The task =>
Write all of the lines below out again, exactly as they stand.

Dataset listings of figures =>

····················

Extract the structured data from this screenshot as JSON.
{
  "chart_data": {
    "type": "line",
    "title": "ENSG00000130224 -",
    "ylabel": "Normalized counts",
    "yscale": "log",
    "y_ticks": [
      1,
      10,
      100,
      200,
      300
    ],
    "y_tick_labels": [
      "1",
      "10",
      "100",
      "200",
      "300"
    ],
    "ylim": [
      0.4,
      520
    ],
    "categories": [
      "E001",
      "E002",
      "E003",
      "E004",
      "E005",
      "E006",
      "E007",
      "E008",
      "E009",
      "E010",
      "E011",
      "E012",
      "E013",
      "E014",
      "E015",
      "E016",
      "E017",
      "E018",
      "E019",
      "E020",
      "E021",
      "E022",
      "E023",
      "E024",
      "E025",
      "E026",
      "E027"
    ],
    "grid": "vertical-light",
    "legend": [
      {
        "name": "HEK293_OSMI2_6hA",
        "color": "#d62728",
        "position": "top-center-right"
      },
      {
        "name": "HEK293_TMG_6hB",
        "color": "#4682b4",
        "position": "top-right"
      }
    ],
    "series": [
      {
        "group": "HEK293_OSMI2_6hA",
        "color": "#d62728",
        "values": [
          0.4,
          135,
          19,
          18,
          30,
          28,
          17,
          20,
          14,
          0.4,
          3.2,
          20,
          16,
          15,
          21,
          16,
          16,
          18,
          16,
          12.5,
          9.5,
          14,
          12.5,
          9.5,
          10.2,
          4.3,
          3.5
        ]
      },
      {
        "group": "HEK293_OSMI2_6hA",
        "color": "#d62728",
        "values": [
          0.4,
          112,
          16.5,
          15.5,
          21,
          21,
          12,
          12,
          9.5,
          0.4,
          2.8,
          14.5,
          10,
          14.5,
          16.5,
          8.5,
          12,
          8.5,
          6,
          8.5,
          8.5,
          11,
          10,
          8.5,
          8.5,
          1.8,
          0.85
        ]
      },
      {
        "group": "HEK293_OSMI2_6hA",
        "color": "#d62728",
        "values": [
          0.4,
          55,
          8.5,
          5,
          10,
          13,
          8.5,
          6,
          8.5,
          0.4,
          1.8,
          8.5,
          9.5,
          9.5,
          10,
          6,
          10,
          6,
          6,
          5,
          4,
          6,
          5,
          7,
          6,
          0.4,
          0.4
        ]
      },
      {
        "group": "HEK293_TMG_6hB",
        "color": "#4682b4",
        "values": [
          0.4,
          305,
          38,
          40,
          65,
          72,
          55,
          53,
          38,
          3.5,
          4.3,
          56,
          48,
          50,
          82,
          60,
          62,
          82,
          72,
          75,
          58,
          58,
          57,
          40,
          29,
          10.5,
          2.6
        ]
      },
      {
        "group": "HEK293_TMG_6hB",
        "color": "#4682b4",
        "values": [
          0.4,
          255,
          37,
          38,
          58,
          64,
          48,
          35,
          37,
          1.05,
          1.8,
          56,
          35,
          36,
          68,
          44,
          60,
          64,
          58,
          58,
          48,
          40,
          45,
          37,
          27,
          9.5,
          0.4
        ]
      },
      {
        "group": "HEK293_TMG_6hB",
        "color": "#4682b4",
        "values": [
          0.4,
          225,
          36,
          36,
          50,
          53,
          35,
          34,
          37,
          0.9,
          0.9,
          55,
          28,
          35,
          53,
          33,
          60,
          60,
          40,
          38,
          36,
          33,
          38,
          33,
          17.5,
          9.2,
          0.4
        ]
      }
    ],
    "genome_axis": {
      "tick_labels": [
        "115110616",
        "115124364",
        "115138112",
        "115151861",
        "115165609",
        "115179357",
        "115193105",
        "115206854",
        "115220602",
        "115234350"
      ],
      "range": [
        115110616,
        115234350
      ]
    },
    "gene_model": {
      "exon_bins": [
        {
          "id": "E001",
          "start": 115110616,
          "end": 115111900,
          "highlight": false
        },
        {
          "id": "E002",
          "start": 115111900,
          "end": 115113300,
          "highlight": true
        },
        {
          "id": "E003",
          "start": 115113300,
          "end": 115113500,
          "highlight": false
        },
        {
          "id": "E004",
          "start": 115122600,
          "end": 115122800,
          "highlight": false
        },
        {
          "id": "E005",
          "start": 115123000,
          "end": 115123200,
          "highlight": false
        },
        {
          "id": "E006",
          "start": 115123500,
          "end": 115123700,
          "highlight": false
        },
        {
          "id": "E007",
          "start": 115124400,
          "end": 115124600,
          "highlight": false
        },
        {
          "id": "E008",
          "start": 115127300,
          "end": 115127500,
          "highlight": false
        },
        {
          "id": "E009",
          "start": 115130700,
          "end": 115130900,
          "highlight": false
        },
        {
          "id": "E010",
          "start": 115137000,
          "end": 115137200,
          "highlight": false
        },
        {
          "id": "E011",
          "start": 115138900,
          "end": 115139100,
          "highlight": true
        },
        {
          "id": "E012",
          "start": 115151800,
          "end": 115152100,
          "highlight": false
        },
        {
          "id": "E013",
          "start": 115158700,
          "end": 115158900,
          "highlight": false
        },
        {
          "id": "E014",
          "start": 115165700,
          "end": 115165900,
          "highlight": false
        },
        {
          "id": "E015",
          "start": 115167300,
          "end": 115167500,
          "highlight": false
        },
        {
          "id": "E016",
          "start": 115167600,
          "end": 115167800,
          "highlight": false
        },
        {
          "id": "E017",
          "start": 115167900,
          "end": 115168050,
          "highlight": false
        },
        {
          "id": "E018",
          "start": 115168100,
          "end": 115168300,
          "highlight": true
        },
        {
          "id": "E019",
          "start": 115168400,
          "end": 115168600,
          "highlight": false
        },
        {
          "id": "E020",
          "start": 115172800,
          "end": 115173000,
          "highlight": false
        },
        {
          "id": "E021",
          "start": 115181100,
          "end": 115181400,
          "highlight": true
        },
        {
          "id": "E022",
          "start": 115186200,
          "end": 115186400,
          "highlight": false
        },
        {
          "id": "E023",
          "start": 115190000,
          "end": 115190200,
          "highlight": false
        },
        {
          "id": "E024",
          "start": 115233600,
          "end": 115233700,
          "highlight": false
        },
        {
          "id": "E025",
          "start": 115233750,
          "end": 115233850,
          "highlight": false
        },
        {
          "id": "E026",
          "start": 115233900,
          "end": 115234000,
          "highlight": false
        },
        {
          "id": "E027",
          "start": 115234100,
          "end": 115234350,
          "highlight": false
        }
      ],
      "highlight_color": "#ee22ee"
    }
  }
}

····················

Finished task =>
Extract the structured data from this screenshot as JSON.
{
  "chart_data": {
    "type": "line",
    "title": "ENSG00000130224 -",
    "ylabel": "Normalized counts",
    "yscale": "log",
    "y_ticks": [
      1,
      10,
      100,
      200,
      300
    ],
    "y_tick_labels": [
      "1",
      "10",
      "100",
      "200",
      "300"
    ],
    "ylim": [
      0.4,
      520
    ],
    "categories": [
      "E001",
      "E002",
      "E003",
      "E004",
      "E005",
      "E006",
      "E007",
      "E008",
      "E009",
      "E010",
      "E011",
      "E012",
      "E013",
      "E014",
      "E015",
      "E016",
      "E017",
      "E018",
      "E019",
      "E020",
      "E021",
      "E022",
      "E023",
      "E024",
      "E025",
      "E026",
      "E027"
    ],
    "grid": "vertical-light",
    "legend": [
      {
        "name": "HEK293_OSMI2_6hA",
        "color": "#d62728",
        "position": "top-center-right"
      },
      {
        "name": "HEK293_TMG_6hB",
        "color": "#4682b4",
        "position": "top-right"
      }
    ],
    "series": [
      {
        "group": "HEK293_OSMI2_6hA",
        "color": "#d62728",
        "values": [
          0.4,
          135,
          19,
          18,
          30,
          28,
          17,
          20,
          14,
          0.4,
          3.2,
          20,
          16,
          15,
          21,
          16,
          16,
          18,
          16,
          12.5,
          9.5,
          14,
          12.5,
          9.5,
          10.2,
          4.3,
          3.5
        ]
      },
      {
        "group": "HEK293_OSMI2_6hA",
        "color": "#d62728",
        "values": [
          0.4,
          112,
          16.5,
          15.5,
          21,
          21,
          12,
          12,
          9.5,
          0.4,
          2.8,
          14.5,
          10,
          14.5,
          16.5,
          8.5,
          12,
          8.5,
          6,
          8.5,
          8.5,
          11,
          10,
          8.5,
          8.5,
          1.8,
          0.85
        ]
      },
      {
        "group": "HEK293_OSMI2_6hA",
        "color": "#d62728",
        "values": [
          0.4,
          55,
          8.5,
          5,
          10,
          13,
          8.5,
          6,
          8.5,
          0.4,
          1.8,
          8.5,
          9.5,
          9.5,
          10,
          6,
          10,
          6,
          6,
          5,
          4,
          6,
          5,
          7,
          6,
          0.4,
          0.4
        ]
      },
      {
        "group": "HEK293_TMG_6hB",
        "color": "#4682b4",
        "values": [
          0.4,
          305,
          38,
          40,
          65,
          72,
          55,
          53,
          38,
          3.5,
          4.3,
          56,
          48,
          50,
          82,
          60,
          62,
          82,
          72,
          75,
          58,
          58,
          57,
          40,
          29,
          10.5,
          2.6
        ]
      },
      {
        "group": "HEK293_TMG_6hB",
        "color": "#4682b4",
        "values": [
          0.4,
          255,
          37,
          38,
          58,
          64,
          48,
          35,
          37,
          1.05,
          1.8,
          56,
          35,
          36,
          68,
          44,
          60,
          64,
          58,
          58,
          48,
          40,
          45,
          37,
          27,
          9.5,
          0.4
        ]
      },
      {
        "group": "HEK293_TMG_6hB",
        "color": "#4682b4",
        "values": [
          0.4,
          225,
          36,
          36,
          50,
          53,
          35,
          34,
          37,
          0.9,
          0.9,
          55,
          28,
          35,
          53,
          33,
          60,
          60,
          40,
          38,
          36,
          33,
          38,
          33,
          17.5,
          9.2,
          0.4
        ]
      }
    ],
    "genome_axis": {
      "tick_labels": [
        "115110616",
        "115124364",
        "115138112",
        "115151861",
        "115165609",
        "115179357",
        "115193105",
        "115206854",
        "115220602",
        "115234350"
      ],
      "range": [
        115110616,
        115234350
      ]
    },
    "gene_model": {
      "exon_bins": [
        {
          "id": "E001",
          "start": 115110616,
          "end": 115111900,
          "highlight": false
        },
        {
          "id": "E002",
          "start": 115111900,
          "end": 115113300,
          "highlight": true
        },
        {
          "id": "E003",
          "start": 115113300,
          "end": 115113500,
          "highlight": false
        },
        {
          "id": "E004",
          "start": 115122600,
          "end": 115122800,
          "highlight": false
        },
        {
          "id": "E005",
          "start": 115123000,
          "end": 115123200,
          "highlight": false
        },
        {
          "id": "E006",
          "start": 115123500,
          "end": 115123700,
          "highlight": false
        },
        {
          "id": "E007",
          "start": 115124400,
          "end": 115124600,
          "highlight": false
        },
        {
          "id": "E008",
          "start": 115127300,
          "end": 115127500,
          "highlight": false
        },
        {
          "id": "E009",
          "start": 115130700,
          "end": 115130900,
          "highlight": false
        },
        {
          "id": "E010",
          "start": 115137000,
          "end": 115137200,
          "highlight": false
        },
        {
          "id": "E011",
          "start": 115138900,
          "end": 115139100,
          "highlight": true
        },
        {
          "id": "E012",
          "start": 115151800,
          "end": 115152100,
          "highlight": false
        },
        {
          "id": "E013",
          "start": 115158700,
          "end": 115158900,
          "highlight": false
        },
        {
          "id": "E014",
          "start": 115165700,
          "end": 115165900,
          "highlight": false
        },
        {
          "id": "E015",
          "start": 115167300,
          "end": 115167500,
          "highlight": false
        },
        {
          "id": "E016",
          "start": 115167600,
          "end": 115167800,
          "highlight": false
        },
        {
          "id": "E017",
          "start": 115167900,
          "end": 115168050,
          "highlight": false
        },
        {
          "id": "E018",
          "start": 115168100,
          "end": 115168300,
          "highlight": true
        },
        {
          "id": "E019",
          "start": 115168400,
          "end": 115168600,
          "highlight": false
        },
        {
          "id": "E020",
          "start": 115172800,
          "end": 115173000,
          "highlight": false
        },
        {
          "id": "E021",
          "start": 115181100,
          "end": 115181400,
          "highlight": true
        },
        {
          "id": "E022",
          "start": 115186200,
          "end": 115186400,
          "highlight": false
        },
        {
          "id": "E023",
          "start": 115190000,
          "end": 115190200,
          "highlight": false
        },
        {
          "id": "E024",
          "start": 115233600,
          "end": 115233700,
          "highlight": false
        },
        {
          "id": "E025",
          "start": 115233750,
          "end": 115233850,
          "highlight": false
        },
        {
          "id": "E026",
          "start": 115233900,
          "end": 115234000,
          "highlight": false
        },
        {
          "id": "E027",
          "start": 115234100,
          "end": 115234350,
          "highlight": false
        }
      ],
      "highlight_color": "#ee22ee"
    }
  }
}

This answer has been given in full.